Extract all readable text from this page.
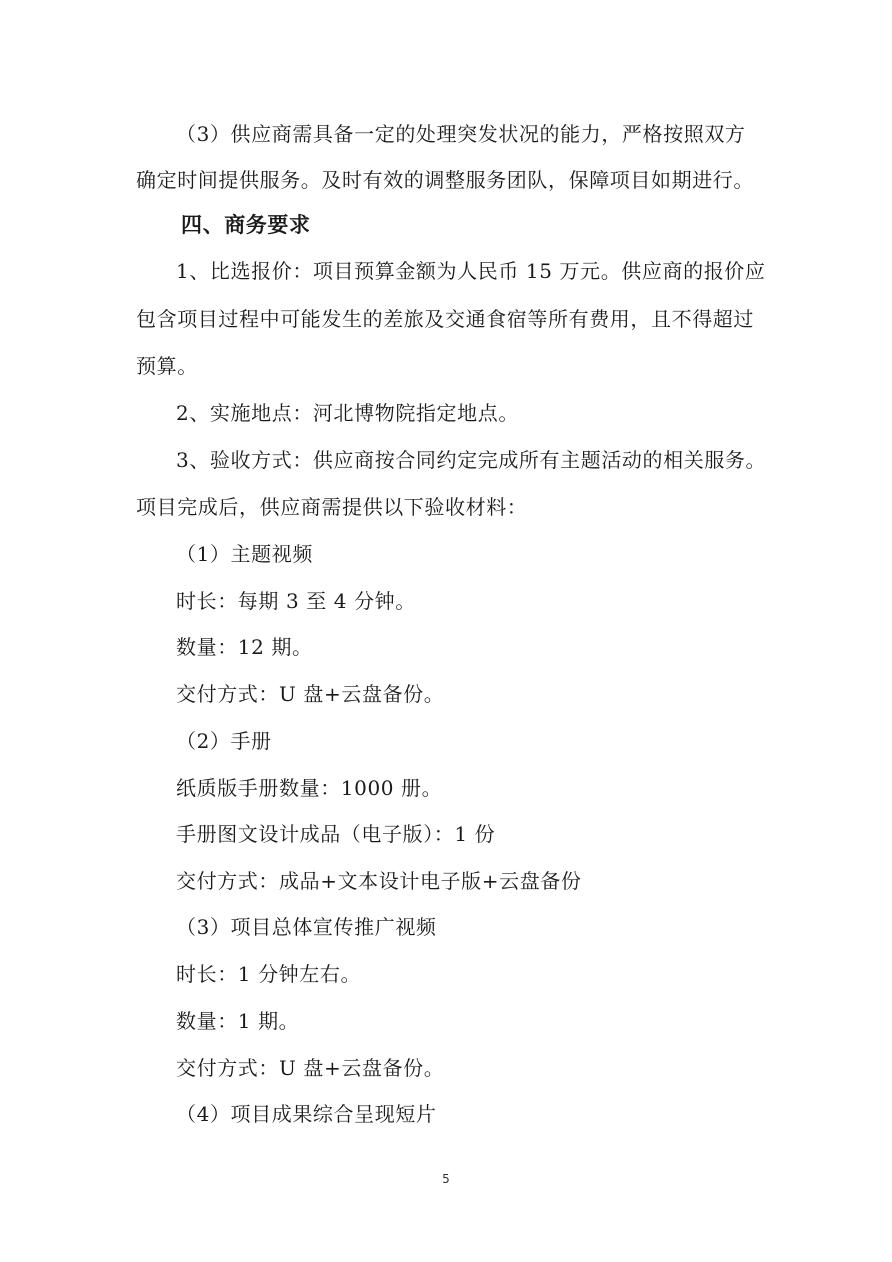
（3）供应商需具备一定的处理突发状况的能力，严格按照双方
确定时间提供服务。及时有效的调整服务团队，保障项目如期进行。
四、商务要求
1、比选报价：项目预算金额为人民币 15 万元。供应商的报价应
包含项目过程中可能发生的差旅及交通食宿等所有费用，且不得超过
预算。
2、实施地点：河北博物院指定地点。
3、验收方式：供应商按合同约定完成所有主题活动的相关服务。
项目完成后，供应商需提供以下验收材料：
（1）主题视频
时长：每期 3 至 4 分钟。
数量：12 期。
交付方式：U 盘+云盘备份。
（2）手册
纸质版手册数量：1000 册。
手册图文设计成品（电子版）：1 份
交付方式：成品+文本设计电子版+云盘备份
（3）项目总体宣传推广视频
时长：1 分钟左右。
数量：1 期。
交付方式：U 盘+云盘备份。
（4）项目成果综合呈现短片
5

********

> [Short exercise]
The listing above must be printed again exactly, minus its pictures.

> [Response to the task]
Extract all readable text from this page.
（3）供应商需具备一定的处理突发状况的能力，严格按照双方
确定时间提供服务。及时有效的调整服务团队，保障项目如期进行。
四、商务要求
1、比选报价：项目预算金额为人民币 15 万元。供应商的报价应
包含项目过程中可能发生的差旅及交通食宿等所有费用，且不得超过
预算。
2、实施地点：河北博物院指定地点。
3、验收方式：供应商按合同约定完成所有主题活动的相关服务。
项目完成后，供应商需提供以下验收材料：
（1）主题视频
时长：每期 3 至 4 分钟。
数量：12 期。
交付方式：U 盘+云盘备份。
（2）手册
纸质版手册数量：1000 册。
手册图文设计成品（电子版）：1 份
交付方式：成品+文本设计电子版+云盘备份
（3）项目总体宣传推广视频
时长：1 分钟左右。
数量：1 期。
交付方式：U 盘+云盘备份。
（4）项目成果综合呈现短片
5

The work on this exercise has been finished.